Stated goal :: Locate each line below that includes "JSON" and reproduce it.
--- begin ---
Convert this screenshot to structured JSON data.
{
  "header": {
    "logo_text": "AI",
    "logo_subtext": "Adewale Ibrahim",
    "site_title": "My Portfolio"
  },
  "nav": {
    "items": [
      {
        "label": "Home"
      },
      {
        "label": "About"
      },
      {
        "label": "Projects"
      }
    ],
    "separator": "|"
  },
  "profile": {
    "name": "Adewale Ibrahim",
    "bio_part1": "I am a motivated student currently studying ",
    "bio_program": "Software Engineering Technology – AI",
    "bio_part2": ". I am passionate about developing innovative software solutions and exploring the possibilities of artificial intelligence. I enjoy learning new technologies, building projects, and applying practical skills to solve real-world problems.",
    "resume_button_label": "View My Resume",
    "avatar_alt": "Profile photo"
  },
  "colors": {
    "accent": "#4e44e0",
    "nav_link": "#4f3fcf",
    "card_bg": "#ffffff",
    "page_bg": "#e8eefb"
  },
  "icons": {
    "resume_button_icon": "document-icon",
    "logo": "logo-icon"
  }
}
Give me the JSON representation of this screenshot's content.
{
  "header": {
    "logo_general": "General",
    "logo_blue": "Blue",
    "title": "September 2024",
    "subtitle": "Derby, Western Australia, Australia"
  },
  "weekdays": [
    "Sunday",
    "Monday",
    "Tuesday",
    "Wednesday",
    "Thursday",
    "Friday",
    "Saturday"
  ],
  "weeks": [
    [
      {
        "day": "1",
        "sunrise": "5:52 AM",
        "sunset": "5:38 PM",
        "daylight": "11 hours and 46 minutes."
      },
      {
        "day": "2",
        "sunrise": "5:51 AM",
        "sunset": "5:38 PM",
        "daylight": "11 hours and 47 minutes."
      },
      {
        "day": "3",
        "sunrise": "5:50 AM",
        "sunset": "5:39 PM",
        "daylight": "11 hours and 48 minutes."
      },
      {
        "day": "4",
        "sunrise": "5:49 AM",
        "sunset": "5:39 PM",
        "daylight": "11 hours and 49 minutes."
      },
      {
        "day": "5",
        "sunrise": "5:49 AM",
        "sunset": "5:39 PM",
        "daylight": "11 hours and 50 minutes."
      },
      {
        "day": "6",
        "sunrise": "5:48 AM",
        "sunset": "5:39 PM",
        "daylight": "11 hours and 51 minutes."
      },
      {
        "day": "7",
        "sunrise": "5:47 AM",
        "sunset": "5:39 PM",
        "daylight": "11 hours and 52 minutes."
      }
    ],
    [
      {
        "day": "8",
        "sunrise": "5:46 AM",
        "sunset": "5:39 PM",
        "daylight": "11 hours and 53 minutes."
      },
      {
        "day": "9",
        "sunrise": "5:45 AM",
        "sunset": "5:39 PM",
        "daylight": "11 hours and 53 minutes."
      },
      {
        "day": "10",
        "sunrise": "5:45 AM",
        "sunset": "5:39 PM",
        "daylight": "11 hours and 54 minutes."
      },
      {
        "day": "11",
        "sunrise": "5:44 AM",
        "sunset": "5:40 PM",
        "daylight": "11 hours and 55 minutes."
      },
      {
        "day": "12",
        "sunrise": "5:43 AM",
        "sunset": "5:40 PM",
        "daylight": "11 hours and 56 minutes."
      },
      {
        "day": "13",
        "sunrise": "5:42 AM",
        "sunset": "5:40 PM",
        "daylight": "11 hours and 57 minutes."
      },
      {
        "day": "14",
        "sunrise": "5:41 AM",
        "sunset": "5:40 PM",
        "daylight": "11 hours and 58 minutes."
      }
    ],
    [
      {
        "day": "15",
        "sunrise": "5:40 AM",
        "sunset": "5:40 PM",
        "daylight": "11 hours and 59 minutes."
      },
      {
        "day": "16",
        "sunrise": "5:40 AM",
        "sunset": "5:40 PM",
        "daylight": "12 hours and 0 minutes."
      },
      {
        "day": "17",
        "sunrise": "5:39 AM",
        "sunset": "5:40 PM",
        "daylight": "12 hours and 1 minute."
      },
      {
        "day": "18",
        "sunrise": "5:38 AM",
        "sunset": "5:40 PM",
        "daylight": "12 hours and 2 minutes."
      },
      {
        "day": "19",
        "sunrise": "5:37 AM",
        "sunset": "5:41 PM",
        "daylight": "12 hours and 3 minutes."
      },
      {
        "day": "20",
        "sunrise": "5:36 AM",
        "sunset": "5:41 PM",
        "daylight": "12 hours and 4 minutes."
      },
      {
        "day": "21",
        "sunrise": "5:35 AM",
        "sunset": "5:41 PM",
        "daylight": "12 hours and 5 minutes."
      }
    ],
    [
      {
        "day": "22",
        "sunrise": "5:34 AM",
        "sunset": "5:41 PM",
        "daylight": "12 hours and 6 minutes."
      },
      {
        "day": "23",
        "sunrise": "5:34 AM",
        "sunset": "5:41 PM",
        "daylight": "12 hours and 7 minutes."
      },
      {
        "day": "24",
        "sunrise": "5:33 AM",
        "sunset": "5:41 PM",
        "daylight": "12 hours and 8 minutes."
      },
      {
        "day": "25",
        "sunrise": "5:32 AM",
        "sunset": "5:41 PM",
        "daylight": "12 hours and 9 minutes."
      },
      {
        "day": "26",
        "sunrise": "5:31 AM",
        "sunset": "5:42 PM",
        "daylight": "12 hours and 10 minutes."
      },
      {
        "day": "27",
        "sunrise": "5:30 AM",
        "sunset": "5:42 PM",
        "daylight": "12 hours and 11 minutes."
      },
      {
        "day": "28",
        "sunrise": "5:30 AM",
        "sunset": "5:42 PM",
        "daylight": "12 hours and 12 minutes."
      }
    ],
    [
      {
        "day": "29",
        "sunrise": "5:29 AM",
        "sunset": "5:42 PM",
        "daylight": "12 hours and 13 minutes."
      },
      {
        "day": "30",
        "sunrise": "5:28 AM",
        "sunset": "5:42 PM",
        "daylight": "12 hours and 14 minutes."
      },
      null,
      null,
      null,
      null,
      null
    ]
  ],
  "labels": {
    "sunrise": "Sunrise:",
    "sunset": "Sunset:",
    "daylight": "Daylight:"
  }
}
--- end ---
Task output ::
Convert this screenshot to structured JSON data.
Give me the JSON representation of this screenshot's content.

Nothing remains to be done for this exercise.